Supplied records below:

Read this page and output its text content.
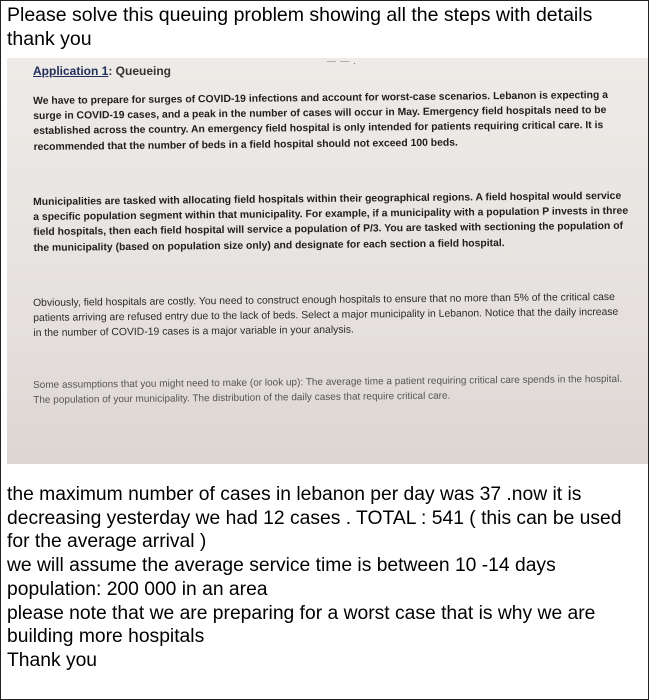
Please solve this queuing problem showing all the steps with details thank you
— — .
Application 1: Queueing
We have to prepare for surges of COVID-19 infections and account for worst-case scenarios. Lebanon is expecting a surge in COVID-19 cases, and a peak in the number of cases will occur in May. Emergency field hospitals need to be established across the country. An emergency field hospital is only intended for patients requiring critical care. It is recommended that the number of beds in a field hospital should not exceed 100 beds.
Municipalities are tasked with allocating field hospitals within their geographical regions. A field hospital would service a specific population segment within that municipality. For example, if a municipality with a population P invests in three field hospitals, then each field hospital will service a population of P/3. You are tasked with sectioning the population of the municipality (based on population size only) and designate for each section a field hospital.
Obviously, field hospitals are costly. You need to construct enough hospitals to ensure that no more than 5% of the critical case patients arriving are refused entry due to the lack of beds. Select a major municipality in Lebanon. Notice that the daily increase in the number of COVID-19 cases is a major variable in your analysis.
Some assumptions that you might need to make (or look up): The average time a patient requiring critical care spends in the hospital. The population of your municipality. The distribution of the daily cases that require critical care.

the maximum number of cases in lebanon per day was 37 .now it is decreasing yesterday we had 12 cases . TOTAL : 541 ( this can be used for the average arrival )

we will assume the average service time is between 10 -14 days

population: 200 000 in an area

please note that we are preparing for a worst case that is why we are building more hospitals

Thank you
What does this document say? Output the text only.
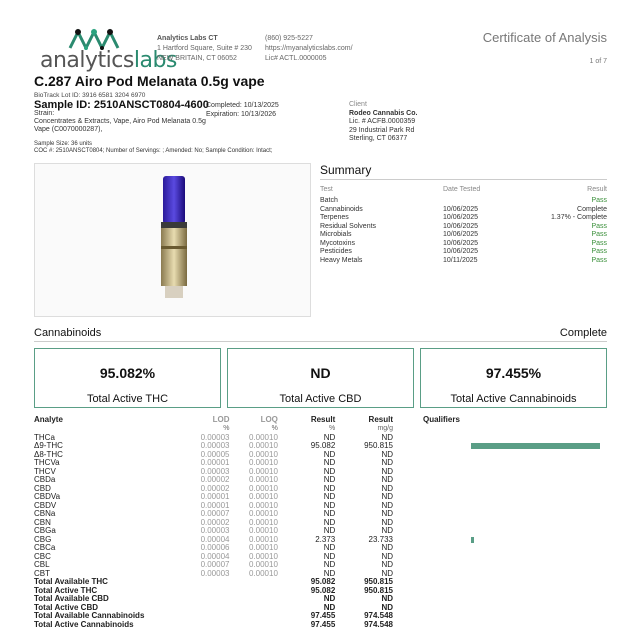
analyticslabs
Analytics Labs CT
1 Hartford Square, Suite # 230
NEW BRITAIN, CT 06052
(860) 925-5227
https://myanalyticslabs.com/
Lic# ACTL.0000005
Certificate of Analysis
1 of 7
C.287 Airo Pod Melanata 0.5g vape
BioTrack Lot ID: 3916 6581 3204 6970
Sample ID: 2510ANSCT0804-4600
Completed: 10/13/2025
Expiration: 10/13/2026
Strain:
Concentrates & Extracts, Vape, Airo Pod Melanata 0.5g Vape (C0070000287),
Client
Rodeo Cannabis Co.
Lic. # ACFB.0000359
29 Industrial Park Rd
Sterling, CT 06377
Sample Size: 36 units
COC #: 2510ANSCT0804; Number of Servings: ; Amended: No; Sample Condition: Intact;
Summary
Test	Date Tested	Result
Batch	Pass
Cannabinoids	10/06/2025	Complete
Terpenes	10/06/2025	1.37% - Complete
Residual Solvents	10/06/2025	Pass
Microbials	10/06/2025	Pass
Mycotoxins	10/06/2025	Pass
Pesticides	10/06/2025	Pass
Heavy Metals	10/11/2025	Pass
Cannabinoids	Complete
95.082%
Total Active THC
ND
Total Active CBD
97.455%
Total Active Cannabinoids
Analyte	LOD	LOQ	Result	Result	Qualifiers
	%	%	%	mg/g	
THCa	0.00003	0.00010	ND	ND	
Δ9-THC	0.00003	0.00010	95.082	950.815	

Δ8-THC	0.00005	0.00010	ND	ND	
THCVa	0.00001	0.00010	ND	ND	
THCV	0.00003	0.00010	ND	ND	
CBDa	0.00002	0.00010	ND	ND	
CBD	0.00002	0.00010	ND	ND	
CBDVa	0.00001	0.00010	ND	ND	
CBDV	0.00001	0.00010	ND	ND	
CBNa	0.00007	0.00010	ND	ND	
CBN	0.00002	0.00010	ND	ND	
CBGa	0.00003	0.00010	ND	ND	
CBG	0.00004	0.00010	2.373	23.733	

CBCa	0.00006	0.00010	ND	ND	
CBC	0.00004	0.00010	ND	ND	
CBL	0.00007	0.00010	ND	ND	
CBT	0.00003	0.00010	ND	ND	
Total Available THC			95.082	950.815	
Total Active THC			95.082	950.815	
Total Available CBD			ND	ND	
Total Active CBD			ND	ND	
Total Available Cannabinoids			97.455	974.548	
Total Active Cannabinoids			97.455	974.548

End of Supplied records.

Consider the entries above and return each line with the string "Cannabinoids".

Cannabinoids	10/06/2025	Complete
Cannabinoids	Complete
Total Active Cannabinoids
Total Available Cannabinoids			97.455	974.548	
Total Active Cannabinoids			97.455	974.548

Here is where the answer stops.